Which lines contain the word "right"? Return each of them as written.

—————

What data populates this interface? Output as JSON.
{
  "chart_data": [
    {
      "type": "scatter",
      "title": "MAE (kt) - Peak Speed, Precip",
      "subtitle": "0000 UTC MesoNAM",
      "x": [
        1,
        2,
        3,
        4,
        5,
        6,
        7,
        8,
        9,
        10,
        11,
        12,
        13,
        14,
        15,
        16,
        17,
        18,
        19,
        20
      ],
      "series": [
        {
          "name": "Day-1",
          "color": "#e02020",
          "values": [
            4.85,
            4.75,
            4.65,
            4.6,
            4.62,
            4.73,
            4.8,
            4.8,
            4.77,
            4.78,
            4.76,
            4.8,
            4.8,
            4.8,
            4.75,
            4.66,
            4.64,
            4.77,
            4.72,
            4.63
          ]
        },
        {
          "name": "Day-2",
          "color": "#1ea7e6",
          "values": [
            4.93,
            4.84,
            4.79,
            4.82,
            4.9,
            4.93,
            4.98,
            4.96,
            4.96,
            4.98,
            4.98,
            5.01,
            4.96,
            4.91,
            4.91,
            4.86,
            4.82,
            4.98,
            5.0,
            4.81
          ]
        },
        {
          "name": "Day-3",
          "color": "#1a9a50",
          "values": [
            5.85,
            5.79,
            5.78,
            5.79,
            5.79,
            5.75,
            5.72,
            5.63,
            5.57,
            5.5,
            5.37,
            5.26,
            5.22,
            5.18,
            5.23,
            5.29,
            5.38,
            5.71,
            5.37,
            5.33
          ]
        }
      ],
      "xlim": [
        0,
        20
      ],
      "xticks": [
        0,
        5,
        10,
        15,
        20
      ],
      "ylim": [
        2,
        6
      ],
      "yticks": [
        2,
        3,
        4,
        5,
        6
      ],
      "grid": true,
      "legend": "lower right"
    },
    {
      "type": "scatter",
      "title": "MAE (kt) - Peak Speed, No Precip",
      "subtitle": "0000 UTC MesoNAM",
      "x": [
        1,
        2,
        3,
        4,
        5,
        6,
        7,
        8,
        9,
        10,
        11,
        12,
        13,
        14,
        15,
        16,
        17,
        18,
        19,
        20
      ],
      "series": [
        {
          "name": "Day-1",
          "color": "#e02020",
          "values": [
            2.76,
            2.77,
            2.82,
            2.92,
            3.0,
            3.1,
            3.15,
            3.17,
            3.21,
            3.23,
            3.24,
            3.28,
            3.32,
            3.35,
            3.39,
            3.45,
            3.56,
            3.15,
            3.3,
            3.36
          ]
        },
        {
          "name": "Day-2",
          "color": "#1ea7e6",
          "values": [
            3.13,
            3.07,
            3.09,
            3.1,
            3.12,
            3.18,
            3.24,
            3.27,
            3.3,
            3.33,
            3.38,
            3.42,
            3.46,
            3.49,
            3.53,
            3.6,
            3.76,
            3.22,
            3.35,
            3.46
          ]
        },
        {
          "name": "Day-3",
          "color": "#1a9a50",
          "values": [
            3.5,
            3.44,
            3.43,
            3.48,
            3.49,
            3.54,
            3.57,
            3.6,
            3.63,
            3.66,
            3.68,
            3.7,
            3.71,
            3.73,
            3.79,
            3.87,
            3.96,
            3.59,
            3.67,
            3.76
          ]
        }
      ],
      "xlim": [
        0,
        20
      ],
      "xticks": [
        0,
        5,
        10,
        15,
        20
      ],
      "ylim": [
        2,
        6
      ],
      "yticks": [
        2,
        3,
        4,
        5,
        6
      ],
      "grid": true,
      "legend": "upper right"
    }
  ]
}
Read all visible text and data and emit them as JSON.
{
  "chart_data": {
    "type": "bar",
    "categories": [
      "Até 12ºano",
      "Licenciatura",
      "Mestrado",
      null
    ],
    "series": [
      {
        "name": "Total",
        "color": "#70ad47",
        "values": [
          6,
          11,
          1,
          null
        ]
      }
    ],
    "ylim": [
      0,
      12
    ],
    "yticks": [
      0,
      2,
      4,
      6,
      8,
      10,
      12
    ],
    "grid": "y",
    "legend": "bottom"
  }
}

—————

RESPONSE TO THIS TASK
      "legend": "lower right"
      "legend": "upper right"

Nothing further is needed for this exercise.